__SHORT PROBLEM__. Gather all lines from the material that contain "this".

==========

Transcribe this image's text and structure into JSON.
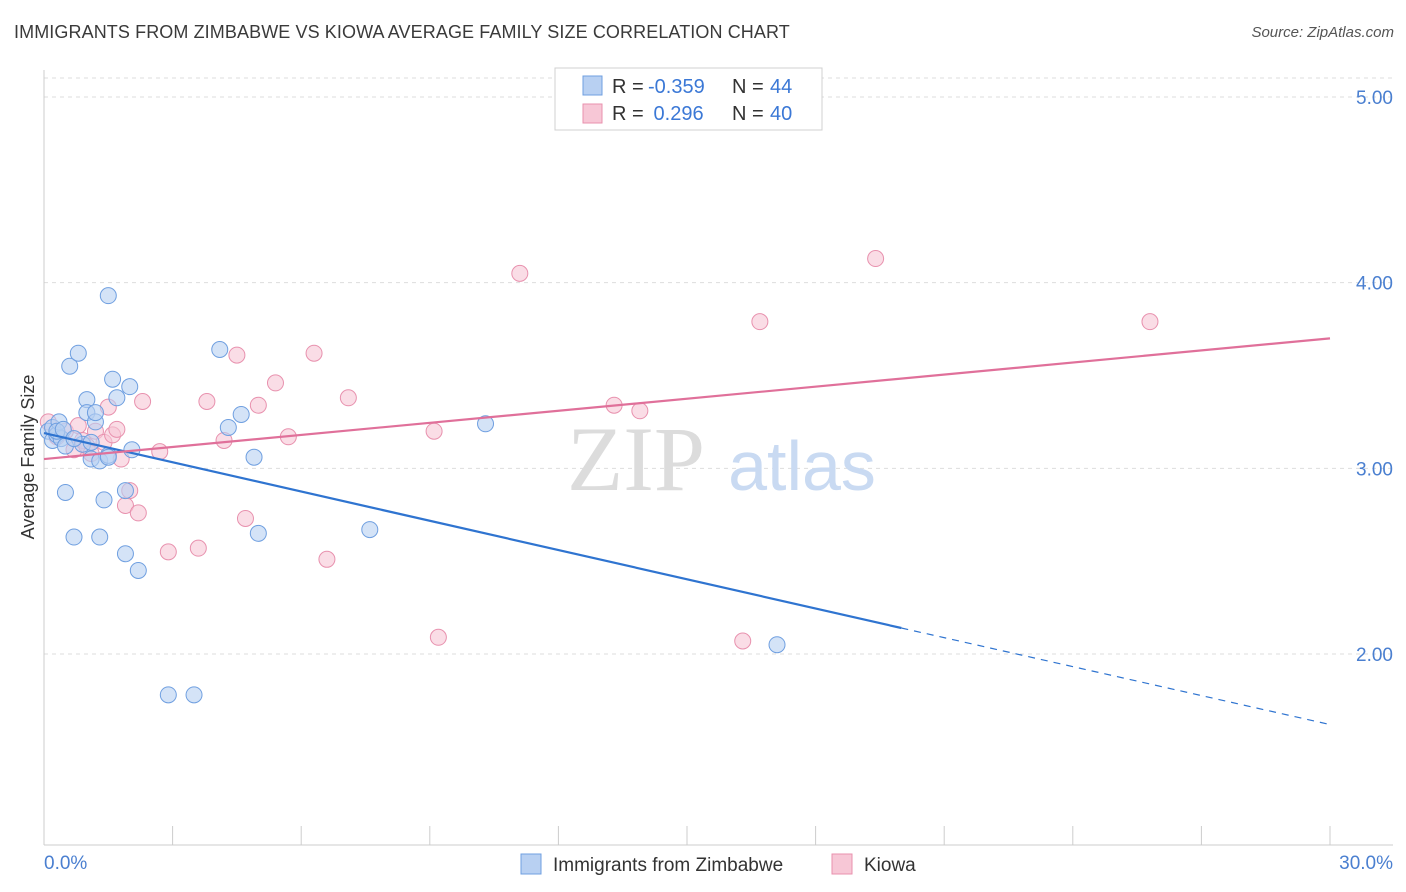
{
  "title": "IMMIGRANTS FROM ZIMBABWE VS KIOWA AVERAGE FAMILY SIZE CORRELATION CHART",
  "source": "Source: ZipAtlas.com",
  "watermark": {
    "zip": "ZIP",
    "atlas": "atlas"
  },
  "colors": {
    "blue_fill": "#b8d0f2",
    "blue_stroke": "#6f9fe0",
    "blue_line": "#2f74d0",
    "pink_fill": "#f7c7d6",
    "pink_stroke": "#e891ae",
    "pink_line": "#e0709a",
    "axis_label": "#4a7fd0",
    "grid": "#dddddd"
  },
  "legend": {
    "rows": [
      {
        "r_label": "R = ",
        "r_value": "-0.359",
        "n_label": "N = ",
        "n_value": "44"
      },
      {
        "r_label": "R = ",
        "r_value": " 0.296",
        "n_label": "N = ",
        "n_value": "40"
      }
    ]
  },
  "chart_data": {
    "type": "scatter",
    "xlabel": "",
    "ylabel": "Average Family Size",
    "xlim": [
      0,
      30
    ],
    "ylim": [
      1.0,
      5.15
    ],
    "x_tick_labels": [
      "0.0%",
      "30.0%"
    ],
    "y_ticks": [
      2.0,
      3.0,
      4.0,
      5.0
    ],
    "y_tick_labels": [
      "2.00",
      "3.00",
      "4.00",
      "5.00"
    ],
    "grid": true,
    "legend_position": "bottom",
    "series": [
      {
        "name": "Immigrants from Zimbabwe",
        "color": "blue",
        "trend": {
          "x0": 0,
          "y0": 3.19,
          "x1": 20.0,
          "y1": 2.14,
          "dash_to_x": 30,
          "dash_to_y": 1.62
        },
        "points": [
          [
            0.1,
            3.2
          ],
          [
            0.2,
            3.15
          ],
          [
            0.2,
            3.22
          ],
          [
            0.3,
            3.18
          ],
          [
            0.35,
            3.25
          ],
          [
            0.4,
            3.16
          ],
          [
            0.5,
            3.12
          ],
          [
            0.5,
            2.87
          ],
          [
            0.6,
            3.55
          ],
          [
            0.7,
            2.63
          ],
          [
            0.8,
            3.62
          ],
          [
            0.9,
            3.13
          ],
          [
            1.0,
            3.37
          ],
          [
            1.0,
            3.3
          ],
          [
            1.1,
            3.05
          ],
          [
            1.1,
            3.14
          ],
          [
            1.2,
            3.25
          ],
          [
            1.2,
            3.3
          ],
          [
            1.3,
            3.04
          ],
          [
            1.3,
            2.63
          ],
          [
            1.4,
            2.83
          ],
          [
            1.5,
            3.07
          ],
          [
            1.5,
            3.06
          ],
          [
            1.5,
            3.93
          ],
          [
            1.6,
            3.48
          ],
          [
            1.7,
            3.38
          ],
          [
            1.9,
            2.54
          ],
          [
            2.0,
            3.44
          ],
          [
            2.05,
            3.1
          ],
          [
            2.2,
            2.45
          ],
          [
            2.9,
            1.78
          ],
          [
            3.5,
            1.78
          ],
          [
            4.1,
            3.64
          ],
          [
            4.3,
            3.22
          ],
          [
            4.6,
            3.29
          ],
          [
            4.9,
            3.06
          ],
          [
            5.0,
            2.65
          ],
          [
            7.6,
            2.67
          ],
          [
            10.3,
            3.24
          ],
          [
            17.1,
            2.05
          ],
          [
            0.3,
            3.2
          ],
          [
            0.45,
            3.21
          ],
          [
            0.7,
            3.16
          ],
          [
            1.9,
            2.88
          ]
        ]
      },
      {
        "name": "Kiowa",
        "color": "pink",
        "trend": {
          "x0": 0,
          "y0": 3.05,
          "x1": 30,
          "y1": 3.7
        },
        "points": [
          [
            0.1,
            3.25
          ],
          [
            0.3,
            3.17
          ],
          [
            0.5,
            3.2
          ],
          [
            0.7,
            3.1
          ],
          [
            0.8,
            3.23
          ],
          [
            0.9,
            3.15
          ],
          [
            1.0,
            3.12
          ],
          [
            1.1,
            3.08
          ],
          [
            1.2,
            3.2
          ],
          [
            1.4,
            3.14
          ],
          [
            1.5,
            3.33
          ],
          [
            1.6,
            3.18
          ],
          [
            1.7,
            3.21
          ],
          [
            1.8,
            3.05
          ],
          [
            1.9,
            2.8
          ],
          [
            2.0,
            2.88
          ],
          [
            2.2,
            2.76
          ],
          [
            2.3,
            3.36
          ],
          [
            2.7,
            3.09
          ],
          [
            2.9,
            2.55
          ],
          [
            3.6,
            2.57
          ],
          [
            3.8,
            3.36
          ],
          [
            4.2,
            3.15
          ],
          [
            4.5,
            3.61
          ],
          [
            4.7,
            2.73
          ],
          [
            5.0,
            3.34
          ],
          [
            5.4,
            3.46
          ],
          [
            5.7,
            3.17
          ],
          [
            6.3,
            3.62
          ],
          [
            6.6,
            2.51
          ],
          [
            7.1,
            3.38
          ],
          [
            9.1,
            3.2
          ],
          [
            9.2,
            2.09
          ],
          [
            11.1,
            4.05
          ],
          [
            13.3,
            3.34
          ],
          [
            13.9,
            3.31
          ],
          [
            16.3,
            2.07
          ],
          [
            16.7,
            3.79
          ],
          [
            19.4,
            4.13
          ],
          [
            25.8,
            3.79
          ]
        ]
      }
    ]
  }
}
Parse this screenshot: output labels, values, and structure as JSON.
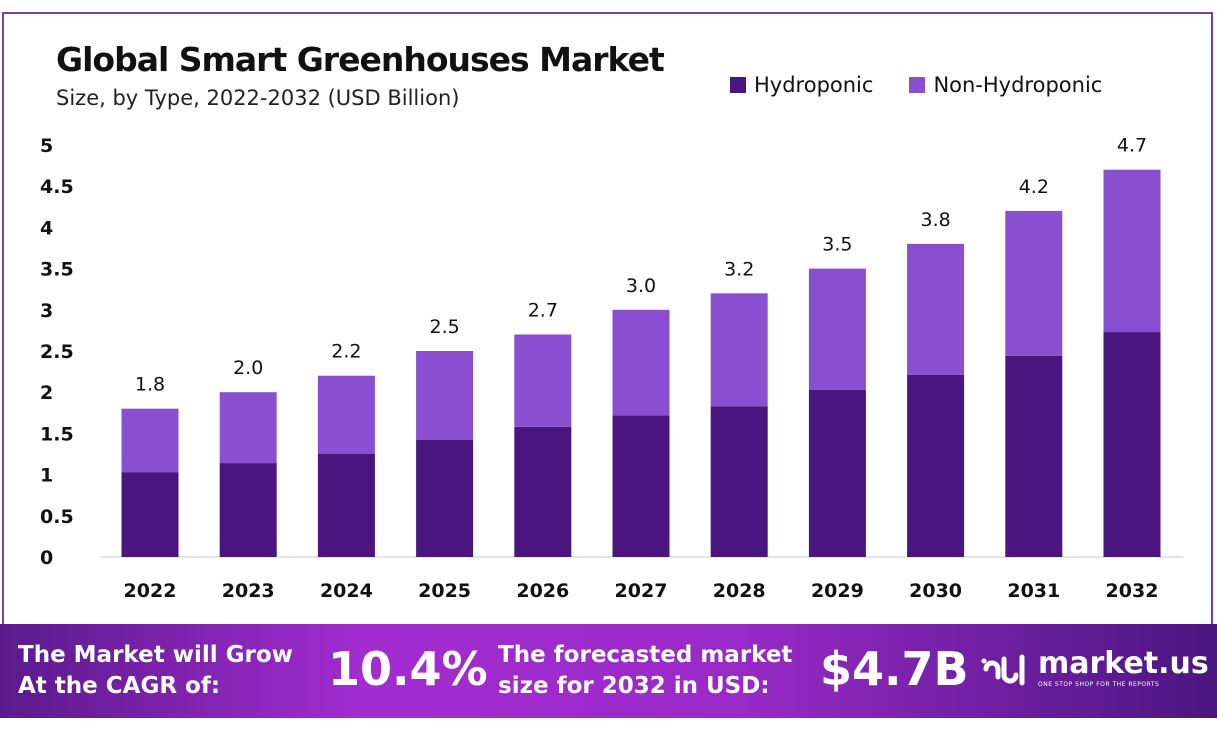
{
  "chart_data": {
    "type": "bar",
    "stacked": true,
    "title": "Global Smart Greenhouses Market",
    "subtitle": "Size, by Type, 2022-2032 (USD Billion)",
    "categories": [
      "2022",
      "2023",
      "2024",
      "2025",
      "2026",
      "2027",
      "2028",
      "2029",
      "2030",
      "2031",
      "2032"
    ],
    "series": [
      {
        "name": "Hydroponic",
        "color": "#4b1580",
        "values": [
          1.03,
          1.14,
          1.25,
          1.42,
          1.58,
          1.72,
          1.83,
          2.03,
          2.21,
          2.44,
          2.73
        ]
      },
      {
        "name": "Non-Hydroponic",
        "color": "#8a4fd0",
        "values": [
          0.77,
          0.86,
          0.95,
          1.08,
          1.12,
          1.28,
          1.37,
          1.47,
          1.59,
          1.76,
          1.97
        ]
      }
    ],
    "totals_labels": [
      "1.8",
      "2.0",
      "2.2",
      "2.5",
      "2.7",
      "3.0",
      "3.2",
      "3.5",
      "3.8",
      "4.2",
      "4.7"
    ],
    "ylim": [
      0,
      5
    ],
    "yticks": [
      "0",
      "0.5",
      "1",
      "1.5",
      "2",
      "2.5",
      "3",
      "3.5",
      "4",
      "4.5",
      "5"
    ],
    "grid": false,
    "legend_position": "top-right"
  },
  "footer": {
    "cagr_label": "The Market will Grow At the CAGR of:",
    "cagr_value": "10.4%",
    "forecast_label": "The forecasted market size for 2032 in USD:",
    "forecast_value": "$4.7B",
    "brand": "market.us",
    "tagline": "ONE STOP SHOP FOR THE REPORTS"
  }
}
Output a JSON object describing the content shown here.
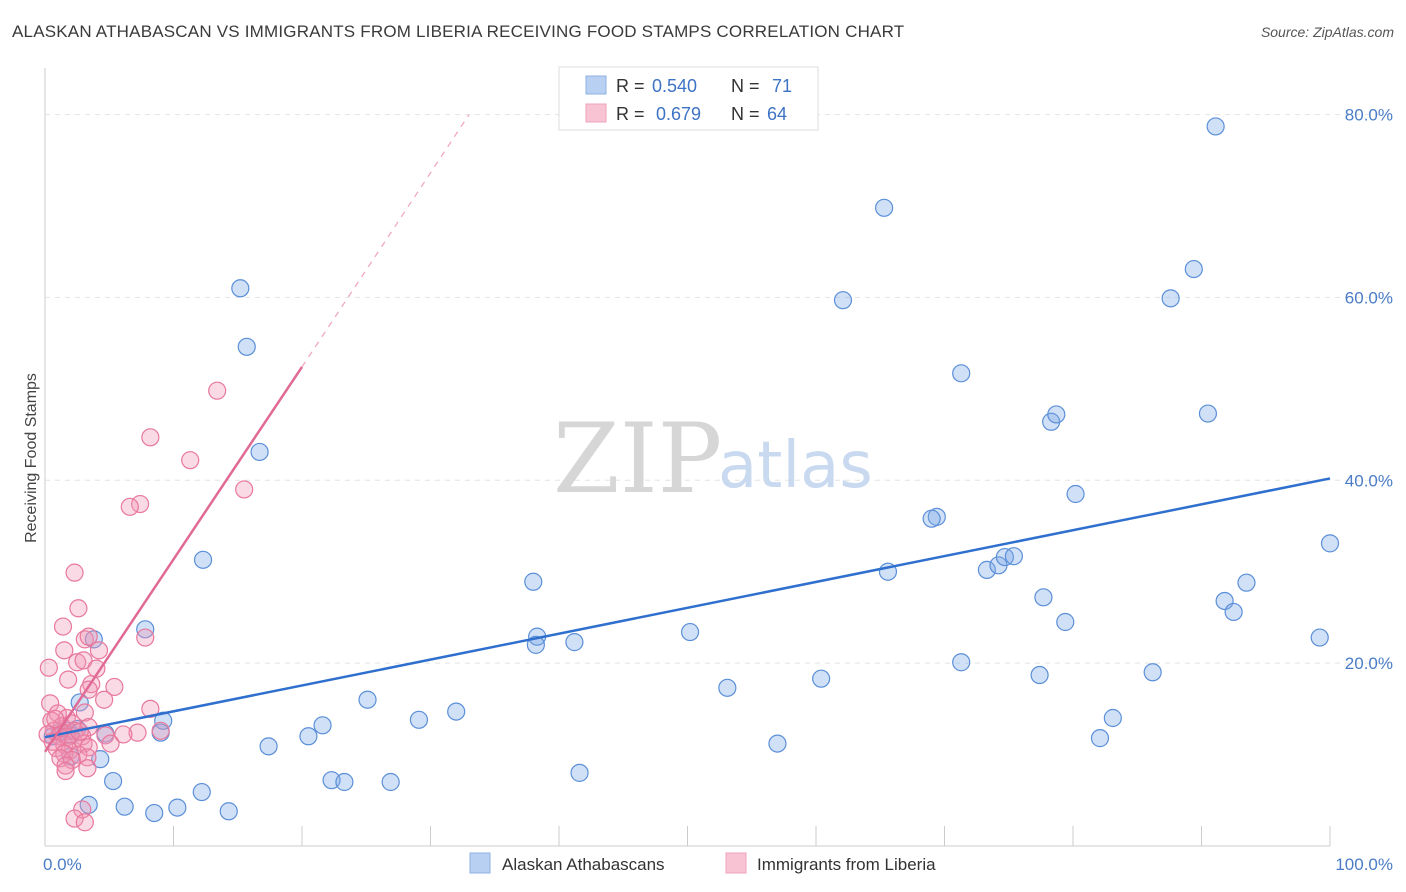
{
  "title": "ALASKAN ATHABASCAN VS IMMIGRANTS FROM LIBERIA RECEIVING FOOD STAMPS CORRELATION CHART",
  "source": "Source: ZipAtlas.com",
  "watermark": {
    "zip": "ZIP",
    "atlas": "atlas"
  },
  "colors": {
    "blue": "#5b8fd8",
    "blue_fill": "rgba(120,165,230,0.35)",
    "blue_line": "#2f6fce",
    "pink": "#e8789c",
    "pink_fill": "rgba(240,150,180,0.35)",
    "pink_line": "#e06a95"
  },
  "legend": {
    "r_label": "R =",
    "n_label": "N =",
    "series1": {
      "r": "0.540",
      "n": "71"
    },
    "series2": {
      "r": "0.679",
      "n": "64"
    }
  },
  "chart_data": {
    "type": "scatter",
    "title": "ALASKAN ATHABASCAN VS IMMIGRANTS FROM LIBERIA RECEIVING FOOD STAMPS CORRELATION CHART",
    "xlabel": "",
    "ylabel": "Receiving Food Stamps",
    "xlim": [
      0,
      100
    ],
    "ylim": [
      0,
      84
    ],
    "x_tick_labels": [
      "0.0%",
      "100.0%"
    ],
    "y_ticks": [
      20,
      40,
      60,
      80
    ],
    "y_tick_labels": [
      "20.0%",
      "40.0%",
      "60.0%",
      "80.0%"
    ],
    "series": [
      {
        "name": "Alaskan Athabascans",
        "trend": {
          "x": [
            0,
            100
          ],
          "y": [
            11.9,
            40.2
          ]
        },
        "points": [
          [
            15.2,
            61.0
          ],
          [
            15.7,
            54.6
          ],
          [
            16.7,
            43.1
          ],
          [
            12.3,
            31.3
          ],
          [
            7.8,
            23.7
          ],
          [
            3.8,
            22.6
          ],
          [
            2.7,
            15.7
          ],
          [
            2.5,
            12.8
          ],
          [
            4.7,
            12.3
          ],
          [
            4.3,
            9.5
          ],
          [
            9.0,
            12.4
          ],
          [
            9.2,
            13.7
          ],
          [
            1.8,
            12.6
          ],
          [
            2.0,
            9.8
          ],
          [
            5.3,
            7.1
          ],
          [
            3.4,
            4.5
          ],
          [
            6.2,
            4.3
          ],
          [
            8.5,
            3.6
          ],
          [
            10.3,
            4.2
          ],
          [
            12.2,
            5.9
          ],
          [
            14.3,
            3.8
          ],
          [
            17.4,
            10.9
          ],
          [
            20.5,
            12.0
          ],
          [
            21.6,
            13.2
          ],
          [
            22.3,
            7.2
          ],
          [
            23.3,
            7.0
          ],
          [
            25.1,
            16.0
          ],
          [
            26.9,
            7.0
          ],
          [
            29.1,
            13.8
          ],
          [
            32.0,
            14.7
          ],
          [
            38.3,
            22.9
          ],
          [
            38.2,
            22.0
          ],
          [
            38.0,
            28.9
          ],
          [
            41.2,
            22.3
          ],
          [
            41.6,
            8.0
          ],
          [
            50.2,
            23.4
          ],
          [
            53.1,
            17.3
          ],
          [
            57.0,
            11.2
          ],
          [
            60.4,
            18.3
          ],
          [
            62.1,
            59.7
          ],
          [
            65.3,
            69.8
          ],
          [
            65.6,
            30.0
          ],
          [
            69.4,
            36.0
          ],
          [
            69.0,
            35.8
          ],
          [
            71.3,
            51.7
          ],
          [
            71.3,
            20.1
          ],
          [
            73.3,
            30.2
          ],
          [
            74.2,
            30.7
          ],
          [
            74.7,
            31.6
          ],
          [
            75.4,
            31.7
          ],
          [
            77.4,
            18.7
          ],
          [
            77.7,
            27.2
          ],
          [
            78.3,
            46.4
          ],
          [
            78.7,
            47.2
          ],
          [
            79.4,
            24.5
          ],
          [
            80.2,
            38.5
          ],
          [
            82.1,
            11.8
          ],
          [
            83.1,
            14.0
          ],
          [
            86.2,
            19.0
          ],
          [
            87.6,
            59.9
          ],
          [
            89.4,
            63.1
          ],
          [
            90.5,
            47.3
          ],
          [
            91.1,
            78.7
          ],
          [
            91.8,
            26.8
          ],
          [
            92.5,
            25.6
          ],
          [
            93.5,
            28.8
          ],
          [
            99.2,
            22.8
          ],
          [
            100.0,
            33.1
          ],
          [
            0.6,
            12.0
          ],
          [
            1.2,
            12.5
          ],
          [
            2.0,
            12.1
          ]
        ]
      },
      {
        "name": "Immigrants from Liberia",
        "trend": {
          "x": [
            0,
            20
          ],
          "y": [
            10.3,
            52.4
          ]
        },
        "trend_dashed": {
          "x": [
            20,
            33
          ],
          "y": [
            52.4,
            80.0
          ]
        },
        "points": [
          [
            13.4,
            49.8
          ],
          [
            8.2,
            44.7
          ],
          [
            11.3,
            42.2
          ],
          [
            15.5,
            39.0
          ],
          [
            7.4,
            37.4
          ],
          [
            6.6,
            37.1
          ],
          [
            2.3,
            29.9
          ],
          [
            2.6,
            26.0
          ],
          [
            1.4,
            24.0
          ],
          [
            3.1,
            22.6
          ],
          [
            3.4,
            22.9
          ],
          [
            7.8,
            22.8
          ],
          [
            1.5,
            21.4
          ],
          [
            4.2,
            21.4
          ],
          [
            2.5,
            20.1
          ],
          [
            3.0,
            20.3
          ],
          [
            0.3,
            19.5
          ],
          [
            4.0,
            19.4
          ],
          [
            1.8,
            18.2
          ],
          [
            3.6,
            17.7
          ],
          [
            5.4,
            17.4
          ],
          [
            3.4,
            17.1
          ],
          [
            0.4,
            15.6
          ],
          [
            4.6,
            16.0
          ],
          [
            1.0,
            14.5
          ],
          [
            3.1,
            14.6
          ],
          [
            1.7,
            14.0
          ],
          [
            8.2,
            15.0
          ],
          [
            0.5,
            13.7
          ],
          [
            1.3,
            13.1
          ],
          [
            2.1,
            13.4
          ],
          [
            3.4,
            13.0
          ],
          [
            0.7,
            12.6
          ],
          [
            1.4,
            12.4
          ],
          [
            2.3,
            12.6
          ],
          [
            4.7,
            12.1
          ],
          [
            7.2,
            12.4
          ],
          [
            9.0,
            12.6
          ],
          [
            0.2,
            12.2
          ],
          [
            1.1,
            12.0
          ],
          [
            1.7,
            11.9
          ],
          [
            2.9,
            12.0
          ],
          [
            6.1,
            12.2
          ],
          [
            0.6,
            11.4
          ],
          [
            1.5,
            11.1
          ],
          [
            2.2,
            11.5
          ],
          [
            3.0,
            11.2
          ],
          [
            5.1,
            11.2
          ],
          [
            0.9,
            10.7
          ],
          [
            1.9,
            10.4
          ],
          [
            3.4,
            10.8
          ],
          [
            1.5,
            10.1
          ],
          [
            2.6,
            10.0
          ],
          [
            1.2,
            9.6
          ],
          [
            2.1,
            9.4
          ],
          [
            3.3,
            9.7
          ],
          [
            1.6,
            8.8
          ],
          [
            3.3,
            8.5
          ],
          [
            1.6,
            8.2
          ],
          [
            2.9,
            4.0
          ],
          [
            2.3,
            3.0
          ],
          [
            3.1,
            2.6
          ],
          [
            0.8,
            13.9
          ],
          [
            2.7,
            12.5
          ]
        ]
      }
    ]
  },
  "bottom_legend": [
    {
      "label": "Alaskan Athabascans"
    },
    {
      "label": "Immigrants from Liberia"
    }
  ]
}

==========

__WRITTEN RESPONSE__.
Transcribe this image's text and structure into JSON.
Parse this screenshot: output labels, values, and structure as JSON.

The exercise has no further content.